SHORT EXERCISE: For every line in the records that has the word "pour", make a copy.

DATA SUPPLIED:
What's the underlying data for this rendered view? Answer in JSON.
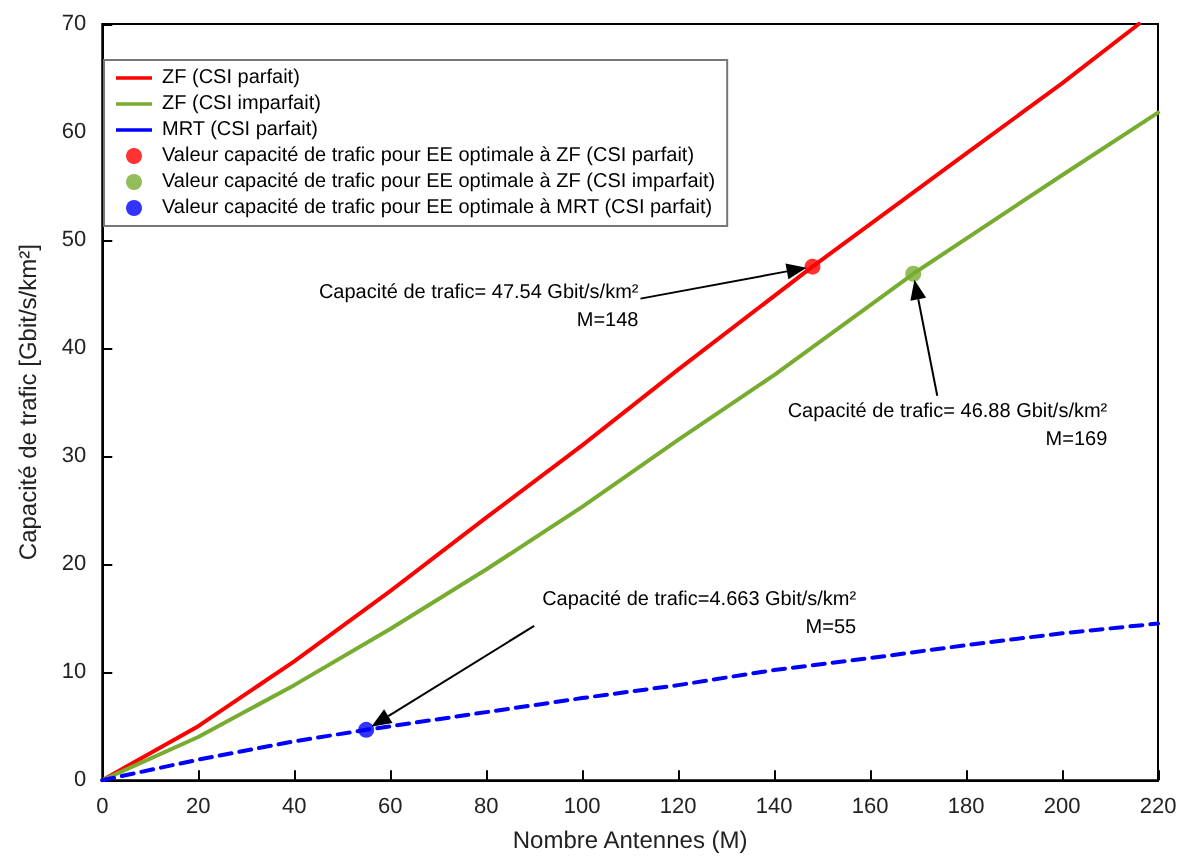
{
  "chart_data": {
    "type": "line",
    "xlabel": "Nombre Antennes (M)",
    "ylabel": "Capacité de trafic [Gbit/s/km²]",
    "xlim": [
      0,
      220
    ],
    "xticks": [
      0,
      20,
      40,
      60,
      80,
      100,
      120,
      140,
      160,
      180,
      200,
      220
    ],
    "ylim": [
      0,
      70
    ],
    "yticks": [
      0,
      10,
      20,
      30,
      40,
      50,
      60,
      70
    ],
    "grid": false,
    "legend": "top left",
    "marker": "none",
    "series": [
      {
        "name": "ZF (CSI parfait)",
        "color": "#ff0000",
        "x": [
          0,
          20,
          40,
          60,
          80,
          100,
          120,
          148,
          180,
          200,
          216
        ],
        "values": [
          0,
          5,
          11,
          17.5,
          24.3,
          31,
          38,
          47.54,
          58,
          64.5,
          70
        ]
      },
      {
        "name": "ZF (CSI imparfait)",
        "color": "#77ac30",
        "x": [
          0,
          20,
          40,
          60,
          80,
          100,
          120,
          140,
          169,
          200,
          220
        ],
        "values": [
          0,
          4,
          8.8,
          14,
          19.5,
          25.3,
          31.5,
          37.5,
          46.88,
          56,
          61.8
        ]
      },
      {
        "name": "MRT (CSI parfait)",
        "color": "#0000ff",
        "line_style": "dashed",
        "x": [
          0,
          20,
          40,
          55,
          80,
          100,
          120,
          140,
          160,
          180,
          200,
          220
        ],
        "values": [
          0,
          1.9,
          3.6,
          4.663,
          6.3,
          7.6,
          8.8,
          10.2,
          11.3,
          12.5,
          13.6,
          14.5
        ]
      },
      {
        "name": "Valeur capacité de trafic pour EE optimale à ZF (CSI parfait)",
        "type": "scatter",
        "marker": "circle",
        "color": "#ff0000",
        "x": [
          148
        ],
        "values": [
          47.54
        ]
      },
      {
        "name": "Valeur capacité de trafic pour EE optimale à ZF (CSI imparfait)",
        "type": "scatter",
        "marker": "circle",
        "color": "#77ac30",
        "x": [
          169
        ],
        "values": [
          46.88
        ]
      },
      {
        "name": "Valeur capacité de trafic pour EE optimale à MRT (CSI parfait)",
        "type": "scatter",
        "marker": "circle",
        "color": "#0000ff",
        "x": [
          55
        ],
        "values": [
          4.663
        ]
      }
    ],
    "annotations": [
      "Capacité de trafic= 47.54 Gbit/s/km²\nM=148",
      "Capacité de trafic= 46.88 Gbit/s/km²\nM=169",
      "Capacité de trafic=4.663 Gbit/s/km²\nM=55"
    ]
  }
}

COMPLETED EXERCISE:
        "name": "Valeur capacité de trafic pour EE optimale à ZF (CSI parfait)",
        "name": "Valeur capacité de trafic pour EE optimale à ZF (CSI imparfait)",
        "name": "Valeur capacité de trafic pour EE optimale à MRT (CSI parfait)",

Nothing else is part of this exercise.